Scan the following material for the string "count" and copy each line in which it appears.

==== DATA SUPPLIED ====

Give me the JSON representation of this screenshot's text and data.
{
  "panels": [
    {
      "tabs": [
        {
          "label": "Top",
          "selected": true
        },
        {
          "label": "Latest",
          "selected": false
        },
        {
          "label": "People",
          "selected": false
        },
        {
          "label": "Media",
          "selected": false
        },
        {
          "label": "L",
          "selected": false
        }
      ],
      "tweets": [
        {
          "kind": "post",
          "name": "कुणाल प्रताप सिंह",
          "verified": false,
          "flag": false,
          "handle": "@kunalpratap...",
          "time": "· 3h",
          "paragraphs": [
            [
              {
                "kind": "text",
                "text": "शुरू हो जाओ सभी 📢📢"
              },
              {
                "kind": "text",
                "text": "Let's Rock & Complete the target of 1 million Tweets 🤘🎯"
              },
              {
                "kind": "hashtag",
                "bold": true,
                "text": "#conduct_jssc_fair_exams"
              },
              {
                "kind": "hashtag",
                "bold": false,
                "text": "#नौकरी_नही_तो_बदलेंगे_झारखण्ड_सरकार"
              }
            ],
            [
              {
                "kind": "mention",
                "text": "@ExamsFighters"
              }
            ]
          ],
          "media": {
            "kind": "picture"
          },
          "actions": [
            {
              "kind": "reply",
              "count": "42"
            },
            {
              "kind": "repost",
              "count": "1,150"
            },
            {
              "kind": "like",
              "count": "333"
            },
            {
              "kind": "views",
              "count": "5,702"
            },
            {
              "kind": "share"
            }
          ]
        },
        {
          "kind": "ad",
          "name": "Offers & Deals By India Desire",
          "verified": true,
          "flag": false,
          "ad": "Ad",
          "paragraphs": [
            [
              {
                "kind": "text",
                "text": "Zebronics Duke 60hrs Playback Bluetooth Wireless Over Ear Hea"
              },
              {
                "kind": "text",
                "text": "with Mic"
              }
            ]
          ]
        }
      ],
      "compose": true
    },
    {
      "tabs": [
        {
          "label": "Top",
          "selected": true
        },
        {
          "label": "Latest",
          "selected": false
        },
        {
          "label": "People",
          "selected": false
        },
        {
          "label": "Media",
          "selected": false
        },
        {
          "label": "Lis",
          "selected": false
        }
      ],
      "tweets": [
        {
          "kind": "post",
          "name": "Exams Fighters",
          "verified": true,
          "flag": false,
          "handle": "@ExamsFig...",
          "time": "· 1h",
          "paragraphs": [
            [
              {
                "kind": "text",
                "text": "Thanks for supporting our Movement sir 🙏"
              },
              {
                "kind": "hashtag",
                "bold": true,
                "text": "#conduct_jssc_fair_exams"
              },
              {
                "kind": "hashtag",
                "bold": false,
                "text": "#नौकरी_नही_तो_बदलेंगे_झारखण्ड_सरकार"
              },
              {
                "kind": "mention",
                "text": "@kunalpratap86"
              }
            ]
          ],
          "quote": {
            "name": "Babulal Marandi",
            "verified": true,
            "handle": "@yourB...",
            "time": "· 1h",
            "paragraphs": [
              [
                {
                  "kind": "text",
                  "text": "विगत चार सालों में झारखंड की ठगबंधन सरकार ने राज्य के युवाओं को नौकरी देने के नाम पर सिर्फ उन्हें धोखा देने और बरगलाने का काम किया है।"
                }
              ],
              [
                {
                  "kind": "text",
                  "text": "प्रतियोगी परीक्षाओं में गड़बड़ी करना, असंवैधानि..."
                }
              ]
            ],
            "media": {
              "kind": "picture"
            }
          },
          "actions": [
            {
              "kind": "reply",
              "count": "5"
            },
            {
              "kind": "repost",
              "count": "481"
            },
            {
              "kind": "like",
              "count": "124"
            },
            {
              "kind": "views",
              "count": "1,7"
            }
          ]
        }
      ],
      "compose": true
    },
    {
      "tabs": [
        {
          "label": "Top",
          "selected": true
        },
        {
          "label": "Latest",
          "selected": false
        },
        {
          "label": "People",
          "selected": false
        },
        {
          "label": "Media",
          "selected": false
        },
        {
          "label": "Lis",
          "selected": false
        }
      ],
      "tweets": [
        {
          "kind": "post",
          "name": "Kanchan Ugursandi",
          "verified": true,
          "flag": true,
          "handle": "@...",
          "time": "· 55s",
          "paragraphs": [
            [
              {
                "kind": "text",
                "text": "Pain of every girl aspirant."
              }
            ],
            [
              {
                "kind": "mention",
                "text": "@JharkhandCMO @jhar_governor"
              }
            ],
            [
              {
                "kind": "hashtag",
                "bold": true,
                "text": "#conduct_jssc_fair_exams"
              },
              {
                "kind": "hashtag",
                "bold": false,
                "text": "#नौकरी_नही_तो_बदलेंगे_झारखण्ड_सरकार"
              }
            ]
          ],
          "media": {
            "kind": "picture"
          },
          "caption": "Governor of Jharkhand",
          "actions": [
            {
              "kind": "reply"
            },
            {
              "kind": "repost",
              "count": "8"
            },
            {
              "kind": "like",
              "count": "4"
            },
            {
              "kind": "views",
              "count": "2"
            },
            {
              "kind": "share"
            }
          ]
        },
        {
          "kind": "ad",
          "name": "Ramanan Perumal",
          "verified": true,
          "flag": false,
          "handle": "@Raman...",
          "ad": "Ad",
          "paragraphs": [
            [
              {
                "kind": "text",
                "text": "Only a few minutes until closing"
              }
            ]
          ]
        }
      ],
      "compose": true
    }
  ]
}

====

# [SOLUTION]
              "count": "42"
              "count": "1,150"
              "count": "333"
              "count": "5,702"
              "count": "5"
              "count": "481"
              "count": "124"
              "count": "1,7"
              "count": "8"
              "count": "4"
              "count": "2"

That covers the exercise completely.